━━ Material supplied ━━

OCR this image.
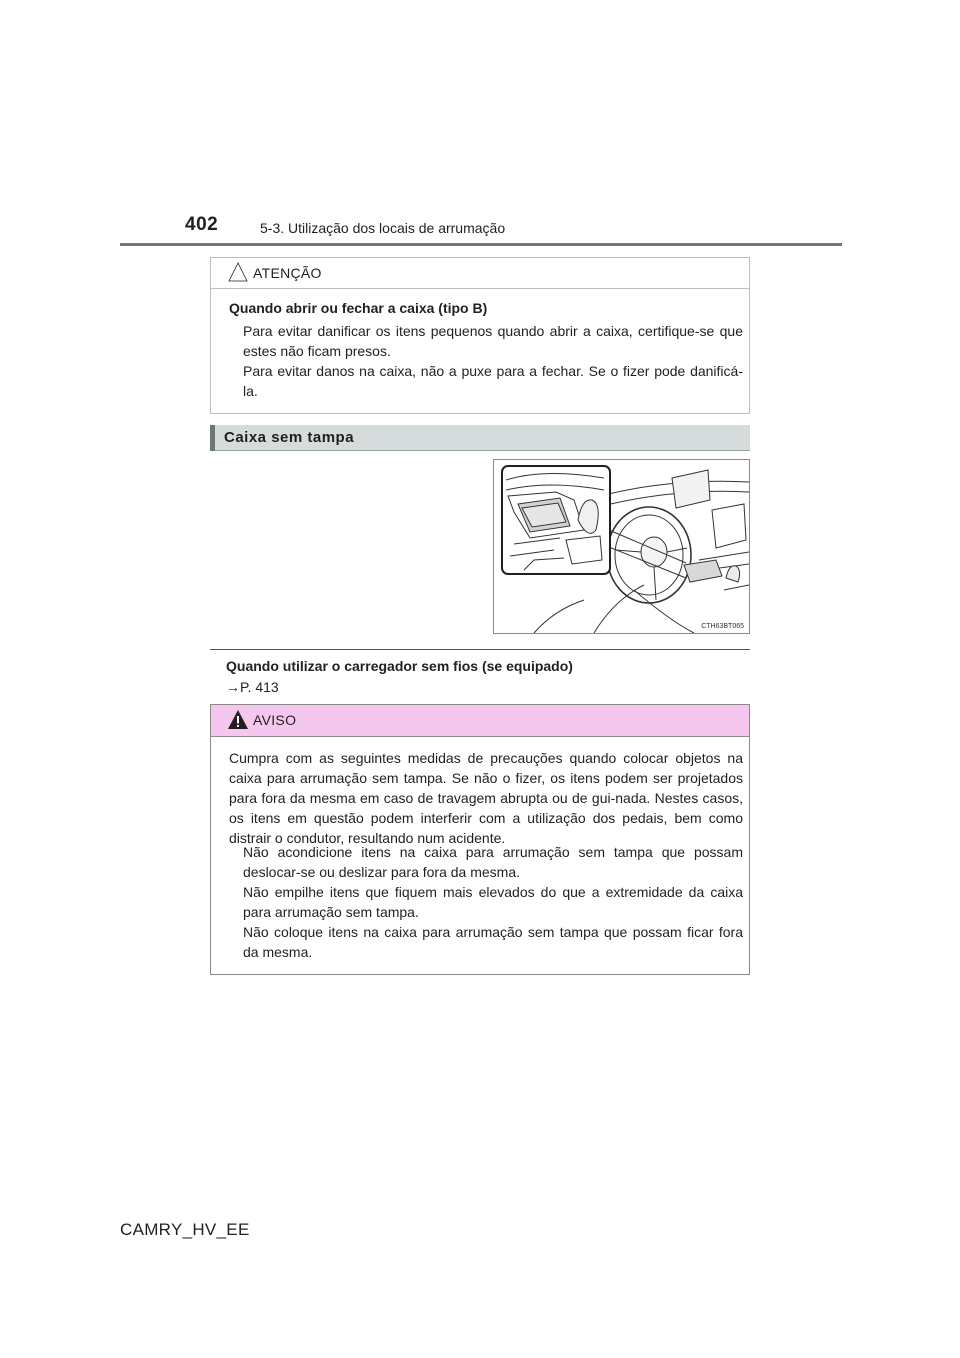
402	5-3. Utilização dos locais de arrumação
ATENÇÃO
Quando abrir ou fechar a caixa (tipo B)
Para evitar danificar os itens pequenos quando abrir a caixa, certifique-se que estes não ficam presos.
Para evitar danos na caixa, não a puxe para a fechar. Se o fizer pode danificá-la.
Caixa sem tampa
CTH63BT065
Quando utilizar o carregador sem fios (se equipado)
→P. 413
AVISO
Cumpra com as seguintes medidas de precauções quando colocar objetos na caixa para arrumação sem tampa. Se não o fizer, os itens podem ser projetados para fora da mesma em caso de travagem abrupta ou de gui-nada. Nestes casos, os itens em questão podem interferir com a utilização dos pedais, bem como distrair o condutor, resultando num acidente.
Não acondicione itens na caixa para arrumação sem tampa que possam deslocar-se ou deslizar para fora da mesma.
Não empilhe itens que fiquem mais elevados do que a extremidade da caixa para arrumação sem tampa.
Não coloque itens na caixa para arrumação sem tampa que possam ficar fora da mesma.
CAMRY_HV_EE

━━━

Exercise instructions ▸
Search the listing for the word "fechar". Copy every line in which it occurs.

Exercise answer ▸
Quando abrir ou fechar a caixa (tipo B)
Para evitar danos na caixa, não a puxe para a fechar. Se o fizer pode danificá-la.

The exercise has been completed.